> EXTRACTED ENTRIES

START

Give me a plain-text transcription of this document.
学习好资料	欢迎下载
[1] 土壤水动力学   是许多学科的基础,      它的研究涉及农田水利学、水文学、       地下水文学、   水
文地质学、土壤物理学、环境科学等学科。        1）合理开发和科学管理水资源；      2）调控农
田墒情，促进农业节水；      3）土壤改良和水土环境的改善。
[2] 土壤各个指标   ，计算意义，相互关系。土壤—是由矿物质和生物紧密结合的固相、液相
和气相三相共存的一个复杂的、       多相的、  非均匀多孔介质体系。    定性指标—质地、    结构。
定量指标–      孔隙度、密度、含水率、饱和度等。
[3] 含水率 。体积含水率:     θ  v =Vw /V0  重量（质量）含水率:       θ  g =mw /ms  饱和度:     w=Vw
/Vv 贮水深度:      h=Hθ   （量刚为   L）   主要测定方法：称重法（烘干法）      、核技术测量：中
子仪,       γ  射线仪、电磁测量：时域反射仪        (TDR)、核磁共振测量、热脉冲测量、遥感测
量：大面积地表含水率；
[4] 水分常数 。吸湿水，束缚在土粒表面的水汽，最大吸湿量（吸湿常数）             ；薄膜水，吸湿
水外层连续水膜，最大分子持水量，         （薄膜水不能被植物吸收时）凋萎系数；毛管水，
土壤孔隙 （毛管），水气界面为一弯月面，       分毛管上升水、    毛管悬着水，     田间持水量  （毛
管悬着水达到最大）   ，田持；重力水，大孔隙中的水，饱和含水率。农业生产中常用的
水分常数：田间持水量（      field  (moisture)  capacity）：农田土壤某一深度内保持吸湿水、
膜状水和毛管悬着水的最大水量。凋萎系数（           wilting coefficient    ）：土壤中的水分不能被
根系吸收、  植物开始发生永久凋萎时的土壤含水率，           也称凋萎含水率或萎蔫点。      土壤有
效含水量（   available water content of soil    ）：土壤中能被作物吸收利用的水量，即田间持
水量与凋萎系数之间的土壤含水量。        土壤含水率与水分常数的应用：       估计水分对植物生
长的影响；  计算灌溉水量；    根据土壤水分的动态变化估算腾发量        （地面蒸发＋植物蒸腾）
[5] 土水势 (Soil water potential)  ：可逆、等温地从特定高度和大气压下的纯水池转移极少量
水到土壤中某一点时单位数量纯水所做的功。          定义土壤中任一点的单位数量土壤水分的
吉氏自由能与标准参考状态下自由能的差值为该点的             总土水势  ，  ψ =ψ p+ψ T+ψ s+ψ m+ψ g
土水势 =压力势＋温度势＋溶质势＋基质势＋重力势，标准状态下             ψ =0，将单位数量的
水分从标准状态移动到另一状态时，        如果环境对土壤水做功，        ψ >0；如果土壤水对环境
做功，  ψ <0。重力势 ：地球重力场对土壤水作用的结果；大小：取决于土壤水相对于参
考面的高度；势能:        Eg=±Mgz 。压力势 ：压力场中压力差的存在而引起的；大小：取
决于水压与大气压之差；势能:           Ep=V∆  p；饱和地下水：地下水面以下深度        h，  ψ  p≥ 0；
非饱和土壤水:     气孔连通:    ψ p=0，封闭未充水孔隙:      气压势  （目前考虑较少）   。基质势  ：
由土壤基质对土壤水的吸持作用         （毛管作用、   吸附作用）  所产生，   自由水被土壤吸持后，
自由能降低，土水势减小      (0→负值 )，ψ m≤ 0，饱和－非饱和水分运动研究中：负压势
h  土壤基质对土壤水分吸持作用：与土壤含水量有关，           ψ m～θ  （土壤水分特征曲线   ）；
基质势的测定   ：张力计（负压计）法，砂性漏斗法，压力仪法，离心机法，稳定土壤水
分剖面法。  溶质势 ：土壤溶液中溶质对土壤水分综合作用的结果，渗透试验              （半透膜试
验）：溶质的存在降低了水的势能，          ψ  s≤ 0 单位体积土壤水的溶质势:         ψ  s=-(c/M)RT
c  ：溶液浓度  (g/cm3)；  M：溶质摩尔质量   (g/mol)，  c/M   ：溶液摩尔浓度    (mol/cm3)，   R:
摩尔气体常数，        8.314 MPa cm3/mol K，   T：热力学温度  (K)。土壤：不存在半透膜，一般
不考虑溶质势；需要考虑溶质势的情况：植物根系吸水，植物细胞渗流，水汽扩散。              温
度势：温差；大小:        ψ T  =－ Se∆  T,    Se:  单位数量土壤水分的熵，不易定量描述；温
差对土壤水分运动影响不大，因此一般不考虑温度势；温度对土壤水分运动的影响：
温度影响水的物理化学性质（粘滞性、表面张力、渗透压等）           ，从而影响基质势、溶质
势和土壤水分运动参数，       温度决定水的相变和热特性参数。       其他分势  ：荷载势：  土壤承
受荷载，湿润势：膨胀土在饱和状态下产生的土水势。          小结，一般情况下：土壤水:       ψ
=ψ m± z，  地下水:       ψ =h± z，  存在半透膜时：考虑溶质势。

END

> GOAL OF THE EXERCISE
Each line above that includes "water" should be shown.

> RIGHT ANSWER
效含水量（   available water content of soil    ）：土壤中能被作物吸收利用的水量，即田间持
[5] 土水势 (Soil water potential)  ：可逆、等温地从特定高度和大气压下的纯水池转移极少量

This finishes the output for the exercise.